══ Document extract
Reading of the Gospel

Alleluia, alleluia, alleluia

If we are not reborn through water and the Spirit,
we cannot enter the kingdom of God.

Alleluia, alleluia, alleluia

John 20,19-23

In the evening of that same day, the first day of the week, the doors were closed in the room where the disciples were, for fear of the Jews. Jesus came and stood among them. He said to them, 'Peace be with you,' and, after saying this, he showed them his hands and his side. The disciples were filled with joy at seeing the Lord, and he said to them again, 'Peace be with you. 'As the Father sent me, so am I sending you.' After saying this he breathed on them and said: Receive the Holy Spirit. If you forgive anyone's sins, they are forgiven; if you retain anyone's sins, they are retained.

 

Alleluia, alleluia, alleluia

The Spirit of the Lord is upon me,
he sent me to bring good news to the poor.
════
══ Information
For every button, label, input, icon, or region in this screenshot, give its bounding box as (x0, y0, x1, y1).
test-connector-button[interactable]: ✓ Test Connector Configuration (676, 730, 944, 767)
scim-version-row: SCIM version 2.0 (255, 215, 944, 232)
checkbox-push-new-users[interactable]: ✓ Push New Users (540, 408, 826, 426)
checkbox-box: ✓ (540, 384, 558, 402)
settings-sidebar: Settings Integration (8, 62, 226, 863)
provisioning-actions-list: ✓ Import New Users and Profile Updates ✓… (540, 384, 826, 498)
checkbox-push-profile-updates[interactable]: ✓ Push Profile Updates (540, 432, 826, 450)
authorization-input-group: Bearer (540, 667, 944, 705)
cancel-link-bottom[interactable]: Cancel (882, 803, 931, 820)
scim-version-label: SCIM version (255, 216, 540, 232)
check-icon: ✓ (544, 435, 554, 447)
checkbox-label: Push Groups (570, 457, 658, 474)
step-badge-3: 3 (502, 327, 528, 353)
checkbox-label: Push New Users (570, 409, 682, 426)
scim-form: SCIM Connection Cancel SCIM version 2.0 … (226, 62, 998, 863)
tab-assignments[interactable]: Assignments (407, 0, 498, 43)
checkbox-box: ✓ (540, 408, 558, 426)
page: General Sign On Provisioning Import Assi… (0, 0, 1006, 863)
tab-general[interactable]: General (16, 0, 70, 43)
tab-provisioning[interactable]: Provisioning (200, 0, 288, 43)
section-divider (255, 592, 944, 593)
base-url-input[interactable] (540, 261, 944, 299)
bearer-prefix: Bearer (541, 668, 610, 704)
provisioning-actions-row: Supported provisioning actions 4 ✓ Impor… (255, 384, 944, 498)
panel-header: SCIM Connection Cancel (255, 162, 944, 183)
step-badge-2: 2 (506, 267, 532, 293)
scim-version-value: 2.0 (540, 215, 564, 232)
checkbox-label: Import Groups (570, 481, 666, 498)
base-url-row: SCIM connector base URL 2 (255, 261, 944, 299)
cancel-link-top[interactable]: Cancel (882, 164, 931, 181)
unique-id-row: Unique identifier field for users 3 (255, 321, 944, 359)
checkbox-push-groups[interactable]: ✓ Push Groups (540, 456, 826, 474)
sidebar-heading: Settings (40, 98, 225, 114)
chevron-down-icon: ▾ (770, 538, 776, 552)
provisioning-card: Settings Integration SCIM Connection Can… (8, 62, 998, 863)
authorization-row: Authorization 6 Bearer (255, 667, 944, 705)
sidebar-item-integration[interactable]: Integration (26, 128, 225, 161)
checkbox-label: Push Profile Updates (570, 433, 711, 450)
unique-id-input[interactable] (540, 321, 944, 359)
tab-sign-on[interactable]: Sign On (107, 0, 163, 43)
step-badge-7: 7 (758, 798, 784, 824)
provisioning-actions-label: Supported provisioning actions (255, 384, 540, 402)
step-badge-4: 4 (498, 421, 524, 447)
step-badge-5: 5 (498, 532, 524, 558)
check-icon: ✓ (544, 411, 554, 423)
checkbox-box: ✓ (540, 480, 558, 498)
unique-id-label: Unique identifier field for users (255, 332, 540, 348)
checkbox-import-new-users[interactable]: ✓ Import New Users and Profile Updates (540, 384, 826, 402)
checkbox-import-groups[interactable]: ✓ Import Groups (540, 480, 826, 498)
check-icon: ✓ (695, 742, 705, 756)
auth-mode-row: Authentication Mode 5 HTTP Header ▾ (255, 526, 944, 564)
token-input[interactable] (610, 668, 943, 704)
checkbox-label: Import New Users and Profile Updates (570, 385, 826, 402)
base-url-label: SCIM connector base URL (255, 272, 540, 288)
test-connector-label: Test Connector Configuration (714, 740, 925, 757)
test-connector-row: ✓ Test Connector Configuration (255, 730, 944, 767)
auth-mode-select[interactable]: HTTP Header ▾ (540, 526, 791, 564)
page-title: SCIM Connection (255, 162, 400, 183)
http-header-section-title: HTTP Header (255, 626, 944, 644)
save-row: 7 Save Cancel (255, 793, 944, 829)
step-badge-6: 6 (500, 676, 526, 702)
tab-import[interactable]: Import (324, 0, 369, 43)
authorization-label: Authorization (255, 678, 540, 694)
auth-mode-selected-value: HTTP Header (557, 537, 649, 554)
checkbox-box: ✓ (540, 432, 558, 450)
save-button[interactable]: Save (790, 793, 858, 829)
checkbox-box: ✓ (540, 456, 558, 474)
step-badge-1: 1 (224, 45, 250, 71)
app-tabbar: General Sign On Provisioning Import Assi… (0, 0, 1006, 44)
════
Exercise instructions:
(a) In the Gospel reading, what did Jesus show the disciples after he first said "Peace be with you"?
(b) In the Gospel reading, list every line of the two acclamations other than the "Alleluia, alleluia, alleluia" refrain.

Responses to the exercise:
(a) He showed them his hands and his side.

(b)
- If we are not reborn through water and the Spirit,
- we cannot enter the kingdom of God.
- The Spirit of the Lord is upon me,
- he sent me to bring good news to the poor.